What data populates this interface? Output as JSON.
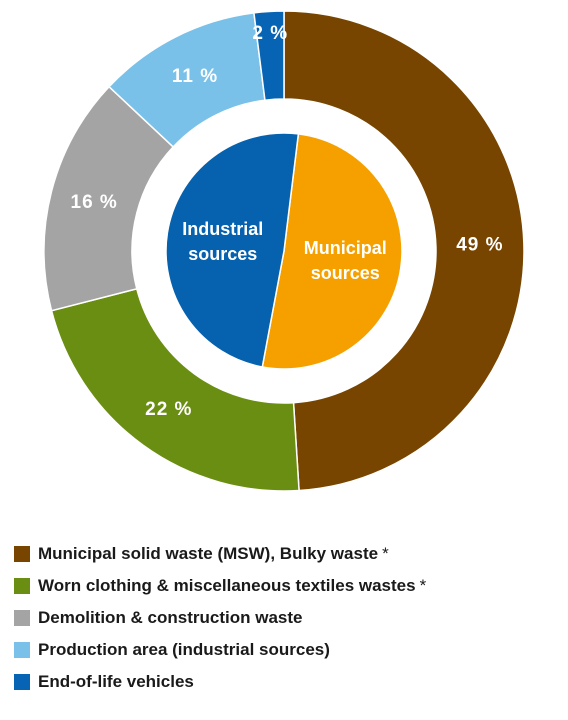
{
  "chart_data": {
    "type": "pie",
    "variant": "nested-donut",
    "title": "",
    "outer_ring": {
      "slices": [
        {
          "label": "Municipal solid waste (MSW), Bulky waste *",
          "value": 49,
          "display": "49 %",
          "color": "#774500"
        },
        {
          "label": "Worn clothing & miscellaneous textiles wastes *",
          "value": 22,
          "display": "22 %",
          "color": "#6a8e12"
        },
        {
          "label": "Demolition & construction waste",
          "value": 16,
          "display": "16 %",
          "color": "#a4a4a4"
        },
        {
          "label": "Production area (industrial sources)",
          "value": 11,
          "display": "11 %",
          "color": "#79c1e8"
        },
        {
          "label": "End-of-life vehicles",
          "value": 2,
          "display": "2 %",
          "color": "#0764b4"
        }
      ]
    },
    "inner_pie": {
      "slices": [
        {
          "label": "Municipal sources",
          "lines": [
            "Municipal",
            "sources"
          ],
          "value": 51,
          "color": "#f6a000"
        },
        {
          "label": "Industrial sources",
          "lines": [
            "Industrial",
            "sources"
          ],
          "value": 49,
          "color": "#0661ae"
        }
      ]
    },
    "legend": {
      "placement": "bottom",
      "items": [
        {
          "label": "Municipal solid waste (MSW), Bulky waste",
          "mark": "*",
          "color": "#774500"
        },
        {
          "label": "Worn clothing & miscellaneous textiles wastes",
          "mark": "*",
          "color": "#6a8e12"
        },
        {
          "label": "Demolition & construction waste",
          "mark": "",
          "color": "#a4a4a4"
        },
        {
          "label": "Production area (industrial sources)",
          "mark": "",
          "color": "#79c1e8"
        },
        {
          "label": "End-of-life vehicles",
          "mark": "",
          "color": "#0764b4"
        }
      ]
    }
  }
}
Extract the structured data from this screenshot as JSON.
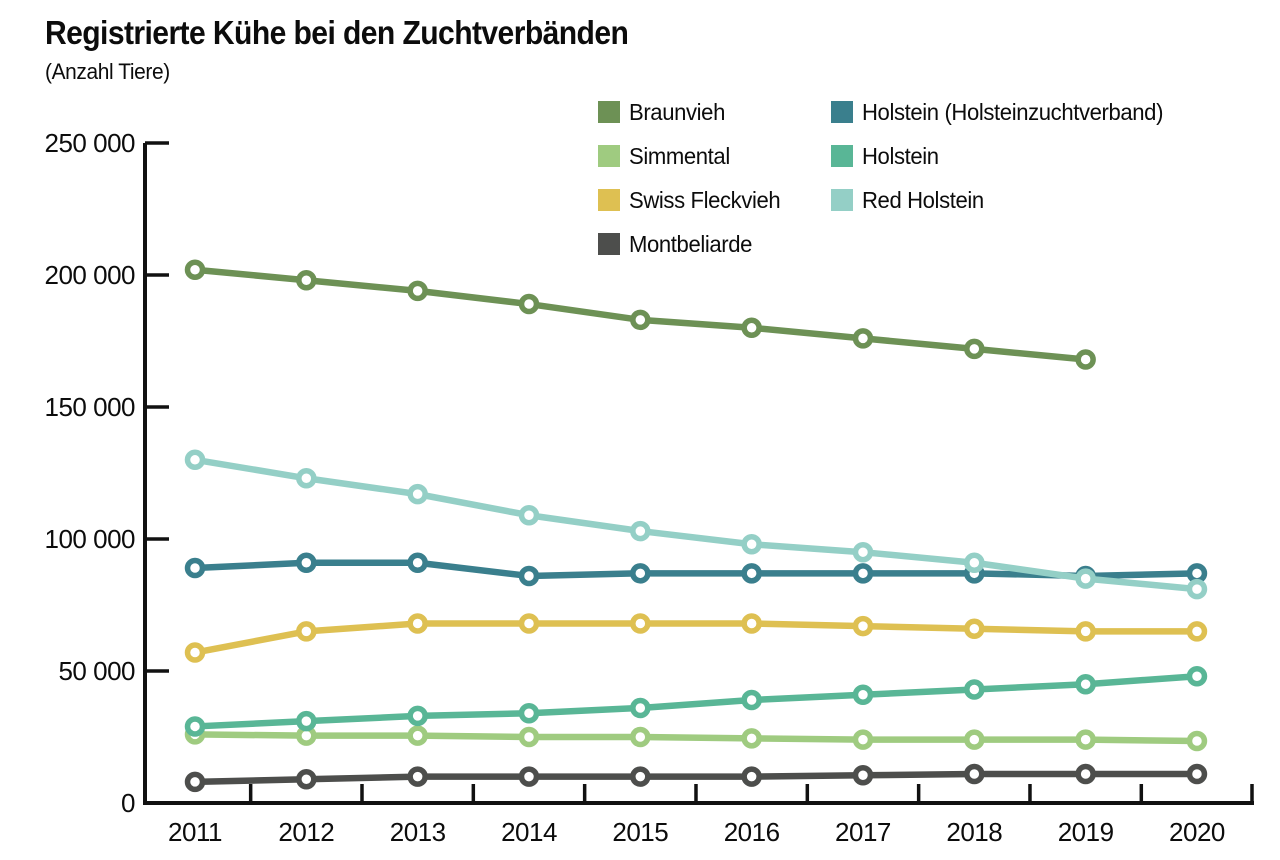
{
  "header": {
    "title": "Registrierte Kühe bei den Zuchtverbänden",
    "subtitle": "(Anzahl Tiere)"
  },
  "colors": {
    "background": "#ffffff",
    "axis": "#111111",
    "text": "#0c0c0c"
  },
  "chart_data": {
    "type": "line",
    "title": "Registrierte Kühe bei den Zuchtverbänden",
    "subtitle": "(Anzahl Tiere)",
    "xlabel": "",
    "ylabel": "Anzahl Tiere",
    "x": [
      2011,
      2012,
      2013,
      2014,
      2015,
      2016,
      2017,
      2018,
      2019,
      2020
    ],
    "ylim": [
      0,
      250000
    ],
    "yticks": [
      0,
      50000,
      100000,
      150000,
      200000,
      250000
    ],
    "grid": false,
    "legend_position": "top-right-two-columns",
    "marker": "open-circle-white-fill",
    "series": [
      {
        "name": "Braunvieh",
        "color": "#6d9155",
        "values": [
          202000,
          198000,
          194000,
          189000,
          183000,
          180000,
          176000,
          172000,
          168000,
          null
        ]
      },
      {
        "name": "Simmental",
        "color": "#9fcb80",
        "values": [
          26000,
          25500,
          25500,
          25000,
          25000,
          24500,
          24000,
          24000,
          24000,
          23500
        ]
      },
      {
        "name": "Swiss Fleckvieh",
        "color": "#dec052",
        "values": [
          57000,
          65000,
          68000,
          68000,
          68000,
          68000,
          67000,
          66000,
          65000,
          65000
        ]
      },
      {
        "name": "Montbeliarde",
        "color": "#4d4e4c",
        "values": [
          8000,
          9000,
          10000,
          10000,
          10000,
          10000,
          10500,
          11000,
          11000,
          11000
        ]
      },
      {
        "name": "Holstein (Holsteinzuchtverband)",
        "color": "#3a7f8d",
        "values": [
          89000,
          91000,
          91000,
          86000,
          87000,
          87000,
          87000,
          87000,
          86000,
          87000
        ]
      },
      {
        "name": "Holstein",
        "color": "#59b696",
        "values": [
          29000,
          31000,
          33000,
          34000,
          36000,
          39000,
          41000,
          43000,
          45000,
          48000
        ]
      },
      {
        "name": "Red Holstein",
        "color": "#94cfc6",
        "values": [
          130000,
          123000,
          117000,
          109000,
          103000,
          98000,
          95000,
          91000,
          85000,
          81000
        ]
      }
    ],
    "legend_order": [
      "Braunvieh",
      "Holstein (Holsteinzuchtverband)",
      "Simmental",
      "Holstein",
      "Swiss Fleckvieh",
      "Red Holstein",
      "Montbeliarde"
    ]
  }
}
-=-=-=-=-
- [THE REQUEST]:
Repeat the records in full, exactly as they appear, without the pictures.

- [RESULT]:
What data populates this interface? Output as JSON.
{
  "chart_data": {
    "type": "pie",
    "variant": "nested-donut",
    "title": "",
    "outer_ring": {
      "slices": [
        {
          "label": "Municipal solid waste (MSW), Bulky waste *",
          "value": 49,
          "display": "49 %",
          "color": "#774500"
        },
        {
          "label": "Worn clothing & miscellaneous textiles wastes *",
          "value": 22,
          "display": "22 %",
          "color": "#6a8e12"
        },
        {
          "label": "Demolition & construction waste",
          "value": 16,
          "display": "16 %",
          "color": "#a4a4a4"
        },
        {
          "label": "Production area (industrial sources)",
          "value": 11,
          "display": "11 %",
          "color": "#79c1e8"
        },
        {
          "label": "End-of-life vehicles",
          "value": 2,
          "display": "2 %",
          "color": "#0764b4"
        }
      ]
    },
    "inner_pie": {
      "slices": [
        {
          "label": "Municipal sources",
          "lines": [
            "Municipal",
            "sources"
          ],
          "value": 51,
          "color": "#f6a000"
        },
        {
          "label": "Industrial sources",
          "lines": [
            "Industrial",
            "sources"
          ],
          "value": 49,
          "color": "#0661ae"
        }
      ]
    },
    "legend": {
      "placement": "bottom",
      "items": [
        {
          "label": "Municipal solid waste (MSW), Bulky waste",
          "mark": "*",
          "color": "#774500"
        },
        {
          "label": "Worn clothing & miscellaneous textiles wastes",
          "mark": "*",
          "color": "#6a8e12"
        },
        {
          "label": "Demolition & construction waste",
          "mark": "",
          "color": "#a4a4a4"
        },
        {
          "label": "Production area (industrial sources)",
          "mark": "",
          "color": "#79c1e8"
        },
        {
          "label": "End-of-life vehicles",
          "mark": "",
          "color": "#0764b4"
        }
      ]
    }
  }
}
Extract the structured data from this screenshot as JSON.
{
  "header": {
    "title": "Registrierte Kühe bei den Zuchtverbänden",
    "subtitle": "(Anzahl Tiere)"
  },
  "colors": {
    "background": "#ffffff",
    "axis": "#111111",
    "text": "#0c0c0c"
  },
  "chart_data": {
    "type": "line",
    "title": "Registrierte Kühe bei den Zuchtverbänden",
    "subtitle": "(Anzahl Tiere)",
    "xlabel": "",
    "ylabel": "Anzahl Tiere",
    "x": [
      2011,
      2012,
      2013,
      2014,
      2015,
      2016,
      2017,
      2018,
      2019,
      2020
    ],
    "ylim": [
      0,
      250000
    ],
    "yticks": [
      0,
      50000,
      100000,
      150000,
      200000,
      250000
    ],
    "grid": false,
    "legend_position": "top-right-two-columns",
    "marker": "open-circle-white-fill",
    "series": [
      {
        "name": "Braunvieh",
        "color": "#6d9155",
        "values": [
          202000,
          198000,
          194000,
          189000,
          183000,
          180000,
          176000,
          172000,
          168000,
          null
        ]
      },
      {
        "name": "Simmental",
        "color": "#9fcb80",
        "values": [
          26000,
          25500,
          25500,
          25000,
          25000,
          24500,
          24000,
          24000,
          24000,
          23500
        ]
      },
      {
        "name": "Swiss Fleckvieh",
        "color": "#dec052",
        "values": [
          57000,
          65000,
          68000,
          68000,
          68000,
          68000,
          67000,
          66000,
          65000,
          65000
        ]
      },
      {
        "name": "Montbeliarde",
        "color": "#4d4e4c",
        "values": [
          8000,
          9000,
          10000,
          10000,
          10000,
          10000,
          10500,
          11000,
          11000,
          11000
        ]
      },
      {
        "name": "Holstein (Holsteinzuchtverband)",
        "color": "#3a7f8d",
        "values": [
          89000,
          91000,
          91000,
          86000,
          87000,
          87000,
          87000,
          87000,
          86000,
          87000
        ]
      },
      {
        "name": "Holstein",
        "color": "#59b696",
        "values": [
          29000,
          31000,
          33000,
          34000,
          36000,
          39000,
          41000,
          43000,
          45000,
          48000
        ]
      },
      {
        "name": "Red Holstein",
        "color": "#94cfc6",
        "values": [
          130000,
          123000,
          117000,
          109000,
          103000,
          98000,
          95000,
          91000,
          85000,
          81000
        ]
      }
    ],
    "legend_order": [
      "Braunvieh",
      "Holstein (Holsteinzuchtverband)",
      "Simmental",
      "Holstein",
      "Swiss Fleckvieh",
      "Red Holstein",
      "Montbeliarde"
    ]
  }
}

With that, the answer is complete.